Instruction
Return the count of lines that hold the string "name", with no other words.

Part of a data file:
⁂

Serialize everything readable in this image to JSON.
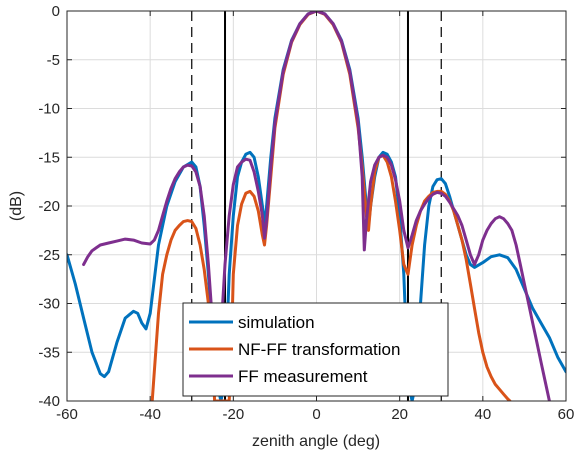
{
  "chart_data": {
    "type": "line",
    "xlabel": "zenith angle (deg)",
    "ylabel": "(dB)",
    "xlim": [
      -60,
      60
    ],
    "ylim": [
      -40,
      0
    ],
    "x_ticks": [
      -60,
      -40,
      -20,
      0,
      20,
      40,
      60
    ],
    "x_tick_labels": [
      "-60",
      "-40",
      "-20",
      "0",
      "20",
      "40",
      "60"
    ],
    "y_ticks": [
      0,
      -5,
      -10,
      -15,
      -20,
      -25,
      -30,
      -35,
      -40
    ],
    "y_tick_labels": [
      "0",
      "-5",
      "-10",
      "-15",
      "-20",
      "-25",
      "-30",
      "-35",
      "-40"
    ],
    "grid": true,
    "legend_position": "bottom-center",
    "vertical_lines": [
      {
        "x": -30,
        "style": "dashed",
        "color": "#000000"
      },
      {
        "x": 30,
        "style": "dashed",
        "color": "#000000"
      },
      {
        "x": -22,
        "style": "solid",
        "color": "#000000"
      },
      {
        "x": 22,
        "style": "solid",
        "color": "#000000"
      }
    ],
    "series": [
      {
        "name": "simulation",
        "color": "#0072BD",
        "points": [
          [
            -60,
            -25
          ],
          [
            -58,
            -28
          ],
          [
            -56,
            -31.5
          ],
          [
            -54,
            -35
          ],
          [
            -52,
            -37.2
          ],
          [
            -51,
            -37.5
          ],
          [
            -50,
            -37
          ],
          [
            -48,
            -34
          ],
          [
            -46,
            -31.5
          ],
          [
            -44,
            -30.8
          ],
          [
            -43,
            -31
          ],
          [
            -42,
            -32
          ],
          [
            -41,
            -32.6
          ],
          [
            -40,
            -31
          ],
          [
            -38,
            -24
          ],
          [
            -36,
            -20
          ],
          [
            -34,
            -17.5
          ],
          [
            -32,
            -16
          ],
          [
            -30,
            -15.5
          ],
          [
            -29,
            -16
          ],
          [
            -28,
            -18
          ],
          [
            -27,
            -22
          ],
          [
            -26,
            -27
          ],
          [
            -25,
            -33
          ],
          [
            -24,
            -38
          ],
          [
            -23,
            -40
          ],
          [
            -22,
            -38
          ],
          [
            -21,
            -27
          ],
          [
            -20,
            -21
          ],
          [
            -19,
            -17
          ],
          [
            -18,
            -15.5
          ],
          [
            -17,
            -14.7
          ],
          [
            -16,
            -14.5
          ],
          [
            -15,
            -15
          ],
          [
            -14,
            -17
          ],
          [
            -13,
            -20
          ],
          [
            -12.5,
            -22
          ],
          [
            -12,
            -20
          ],
          [
            -11,
            -15
          ],
          [
            -10,
            -11
          ],
          [
            -8,
            -6
          ],
          [
            -6,
            -3
          ],
          [
            -4,
            -1.3
          ],
          [
            -2,
            -0.3
          ],
          [
            0,
            0
          ],
          [
            2,
            -0.3
          ],
          [
            4,
            -1.3
          ],
          [
            6,
            -3
          ],
          [
            8,
            -6
          ],
          [
            10,
            -11
          ],
          [
            11,
            -15
          ],
          [
            12,
            -20
          ],
          [
            12.5,
            -22
          ],
          [
            13,
            -20
          ],
          [
            14,
            -17
          ],
          [
            15,
            -15
          ],
          [
            16,
            -14.5
          ],
          [
            17,
            -14.7
          ],
          [
            18,
            -15.5
          ],
          [
            19,
            -17
          ],
          [
            20,
            -21
          ],
          [
            21,
            -27
          ],
          [
            22,
            -38
          ],
          [
            23,
            -40
          ],
          [
            24,
            -38
          ],
          [
            25,
            -30
          ],
          [
            26,
            -24
          ],
          [
            27,
            -20
          ],
          [
            28,
            -18
          ],
          [
            29,
            -17.3
          ],
          [
            30,
            -17.2
          ],
          [
            31,
            -17.7
          ],
          [
            32,
            -19
          ],
          [
            33,
            -20.5
          ],
          [
            34,
            -22
          ],
          [
            35,
            -23.5
          ],
          [
            36,
            -25
          ],
          [
            37,
            -26
          ],
          [
            38,
            -26.3
          ],
          [
            40,
            -25.8
          ],
          [
            42,
            -25.2
          ],
          [
            44,
            -25
          ],
          [
            46,
            -25.3
          ],
          [
            48,
            -26.5
          ],
          [
            50,
            -28.5
          ],
          [
            52,
            -30.5
          ],
          [
            54,
            -32
          ],
          [
            56,
            -33.5
          ],
          [
            58,
            -35.5
          ],
          [
            60,
            -37
          ]
        ]
      },
      {
        "name": "NF-FF transformation",
        "color": "#D95319",
        "points": [
          [
            -39.5,
            -40
          ],
          [
            -39,
            -37
          ],
          [
            -38,
            -31
          ],
          [
            -37,
            -27
          ],
          [
            -36,
            -25
          ],
          [
            -35,
            -23.5
          ],
          [
            -34,
            -22.5
          ],
          [
            -33,
            -22
          ],
          [
            -32,
            -21.6
          ],
          [
            -31,
            -21.5
          ],
          [
            -30,
            -21.6
          ],
          [
            -29,
            -22.3
          ],
          [
            -28,
            -24
          ],
          [
            -27,
            -26.5
          ],
          [
            -26,
            -30
          ],
          [
            -25,
            -35
          ],
          [
            -24.5,
            -40
          ],
          [
            -21,
            -40
          ],
          [
            -20.5,
            -35
          ],
          [
            -20,
            -27
          ],
          [
            -19,
            -22
          ],
          [
            -18,
            -19.8
          ],
          [
            -17,
            -18.7
          ],
          [
            -16,
            -18.5
          ],
          [
            -15,
            -19
          ],
          [
            -14,
            -20.5
          ],
          [
            -13,
            -23
          ],
          [
            -12.5,
            -24
          ],
          [
            -12,
            -22
          ],
          [
            -11,
            -17
          ],
          [
            -10,
            -12
          ],
          [
            -8,
            -6.5
          ],
          [
            -6,
            -3.2
          ],
          [
            -4,
            -1.4
          ],
          [
            -2,
            -0.35
          ],
          [
            0,
            0
          ],
          [
            2,
            -0.35
          ],
          [
            4,
            -1.4
          ],
          [
            6,
            -3.2
          ],
          [
            8,
            -6.5
          ],
          [
            10,
            -12
          ],
          [
            11,
            -16
          ],
          [
            12,
            -21
          ],
          [
            12.5,
            -22.5
          ],
          [
            13,
            -20
          ],
          [
            14,
            -16.5
          ],
          [
            15,
            -15
          ],
          [
            16,
            -14.8
          ],
          [
            17,
            -15.5
          ],
          [
            18,
            -17
          ],
          [
            19,
            -19.5
          ],
          [
            20,
            -22.5
          ],
          [
            21,
            -26
          ],
          [
            22,
            -27
          ],
          [
            23,
            -24
          ],
          [
            24,
            -22
          ],
          [
            25,
            -20.5
          ],
          [
            26,
            -19.5
          ],
          [
            27,
            -19
          ],
          [
            28,
            -18.6
          ],
          [
            29,
            -18.5
          ],
          [
            30,
            -18.5
          ],
          [
            31,
            -18.8
          ],
          [
            32,
            -19.5
          ],
          [
            33,
            -20.5
          ],
          [
            34,
            -22
          ],
          [
            35,
            -23.5
          ],
          [
            36,
            -25.5
          ],
          [
            37,
            -28
          ],
          [
            38,
            -30.5
          ],
          [
            39,
            -33
          ],
          [
            40,
            -35
          ],
          [
            41,
            -36.5
          ],
          [
            42,
            -37.5
          ],
          [
            43,
            -38.3
          ],
          [
            44,
            -38.8
          ],
          [
            45,
            -39.3
          ],
          [
            46,
            -39.8
          ],
          [
            46.5,
            -40
          ]
        ]
      },
      {
        "name": "FF measurement",
        "color": "#7E2F8E",
        "points": [
          [
            -56,
            -26
          ],
          [
            -55,
            -25.2
          ],
          [
            -54,
            -24.6
          ],
          [
            -53,
            -24.3
          ],
          [
            -52,
            -24
          ],
          [
            -50,
            -23.8
          ],
          [
            -48,
            -23.6
          ],
          [
            -46,
            -23.4
          ],
          [
            -44,
            -23.5
          ],
          [
            -42,
            -23.8
          ],
          [
            -40,
            -23.9
          ],
          [
            -39,
            -23.5
          ],
          [
            -38,
            -22.5
          ],
          [
            -37,
            -21
          ],
          [
            -36,
            -19.5
          ],
          [
            -35,
            -18.2
          ],
          [
            -34,
            -17.2
          ],
          [
            -33,
            -16.5
          ],
          [
            -32,
            -16
          ],
          [
            -31,
            -15.8
          ],
          [
            -30,
            -15.9
          ],
          [
            -29,
            -16.5
          ],
          [
            -28,
            -18
          ],
          [
            -27,
            -21
          ],
          [
            -26,
            -26
          ],
          [
            -25,
            -32
          ],
          [
            -24.3,
            -37
          ],
          [
            -23,
            -33
          ],
          [
            -22,
            -26
          ],
          [
            -21,
            -21
          ],
          [
            -20,
            -17.8
          ],
          [
            -19,
            -16
          ],
          [
            -18,
            -15.5
          ],
          [
            -17,
            -15.2
          ],
          [
            -16,
            -15.3
          ],
          [
            -15,
            -16.5
          ],
          [
            -14,
            -18.5
          ],
          [
            -13,
            -21
          ],
          [
            -12.5,
            -23.3
          ],
          [
            -12,
            -21.5
          ],
          [
            -11,
            -16
          ],
          [
            -10,
            -11.5
          ],
          [
            -8,
            -6.2
          ],
          [
            -6,
            -3.1
          ],
          [
            -4,
            -1.3
          ],
          [
            -2,
            -0.3
          ],
          [
            0,
            0
          ],
          [
            2,
            -0.3
          ],
          [
            4,
            -1.3
          ],
          [
            6,
            -3.1
          ],
          [
            8,
            -6.2
          ],
          [
            10,
            -11.5
          ],
          [
            11,
            -17
          ],
          [
            11.5,
            -24.5
          ],
          [
            12,
            -21.5
          ],
          [
            13,
            -17.5
          ],
          [
            14,
            -15.8
          ],
          [
            15,
            -15
          ],
          [
            16,
            -14.8
          ],
          [
            17,
            -15
          ],
          [
            18,
            -15.8
          ],
          [
            19,
            -17.3
          ],
          [
            20,
            -19.5
          ],
          [
            21,
            -22.5
          ],
          [
            22,
            -24.3
          ],
          [
            23,
            -23
          ],
          [
            24,
            -21.5
          ],
          [
            25,
            -20.5
          ],
          [
            26,
            -19.8
          ],
          [
            27,
            -19.2
          ],
          [
            28,
            -18.8
          ],
          [
            29,
            -18.6
          ],
          [
            30,
            -18.7
          ],
          [
            31,
            -19
          ],
          [
            32,
            -19.6
          ],
          [
            33,
            -20.3
          ],
          [
            34,
            -21
          ],
          [
            35,
            -22
          ],
          [
            36,
            -23.5
          ],
          [
            37,
            -25
          ],
          [
            38,
            -26
          ],
          [
            39,
            -25
          ],
          [
            40,
            -23.5
          ],
          [
            41,
            -22.5
          ],
          [
            42,
            -21.8
          ],
          [
            43,
            -21.3
          ],
          [
            44,
            -21.1
          ],
          [
            45,
            -21.3
          ],
          [
            46,
            -21.8
          ],
          [
            47,
            -22.5
          ],
          [
            48,
            -24
          ],
          [
            49,
            -26
          ],
          [
            50,
            -28
          ],
          [
            51,
            -30
          ],
          [
            52,
            -32
          ],
          [
            53,
            -34
          ],
          [
            54,
            -36
          ],
          [
            55,
            -38
          ],
          [
            56,
            -40
          ]
        ]
      }
    ]
  }
}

⁂

Answer in full
3